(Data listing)
────────────────────

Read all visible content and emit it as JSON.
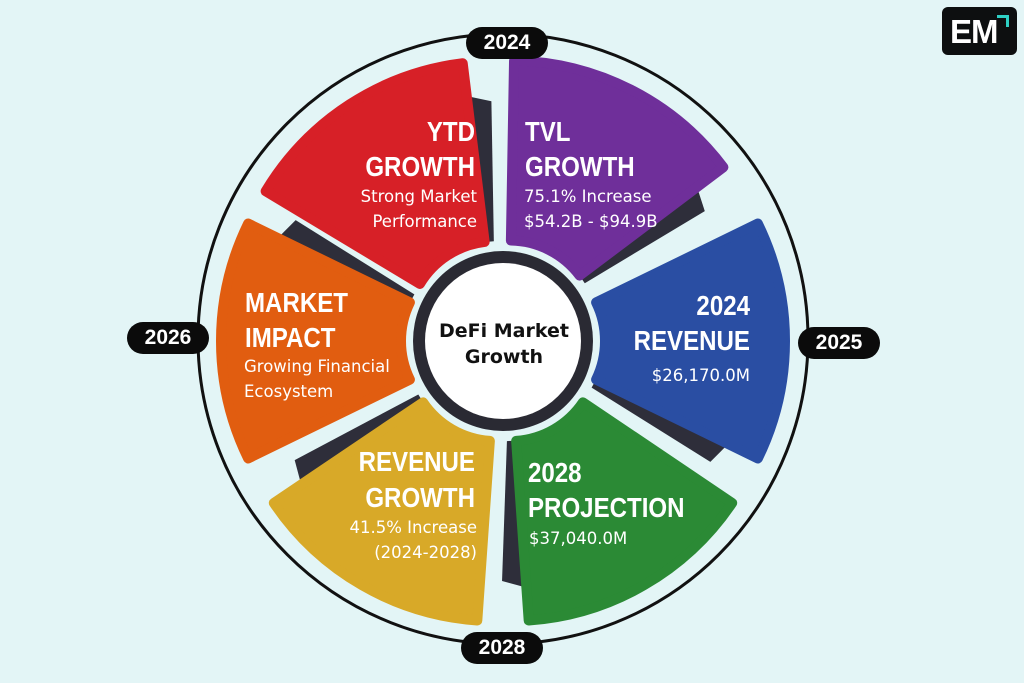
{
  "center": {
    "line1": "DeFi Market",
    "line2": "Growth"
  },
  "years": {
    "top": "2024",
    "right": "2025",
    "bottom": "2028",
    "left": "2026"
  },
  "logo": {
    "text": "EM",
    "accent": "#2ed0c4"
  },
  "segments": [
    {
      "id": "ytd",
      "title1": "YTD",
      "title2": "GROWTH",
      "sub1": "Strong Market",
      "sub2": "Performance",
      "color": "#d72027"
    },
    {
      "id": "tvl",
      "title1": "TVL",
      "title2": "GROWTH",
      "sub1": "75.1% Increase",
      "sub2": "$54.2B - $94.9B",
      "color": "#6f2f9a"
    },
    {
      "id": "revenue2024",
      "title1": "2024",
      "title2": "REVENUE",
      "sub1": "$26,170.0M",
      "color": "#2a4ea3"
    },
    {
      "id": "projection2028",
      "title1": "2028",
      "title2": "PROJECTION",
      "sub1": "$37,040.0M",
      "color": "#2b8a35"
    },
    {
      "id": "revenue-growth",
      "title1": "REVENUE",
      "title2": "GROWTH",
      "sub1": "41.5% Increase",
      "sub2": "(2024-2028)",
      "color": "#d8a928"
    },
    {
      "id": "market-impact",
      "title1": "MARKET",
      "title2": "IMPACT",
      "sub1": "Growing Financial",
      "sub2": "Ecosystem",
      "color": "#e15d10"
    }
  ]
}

────────────────────

Aim: Copy every line that contains the string "Increase".

Final result:
      "sub1": "75.1% Increase",
      "sub1": "41.5% Increase",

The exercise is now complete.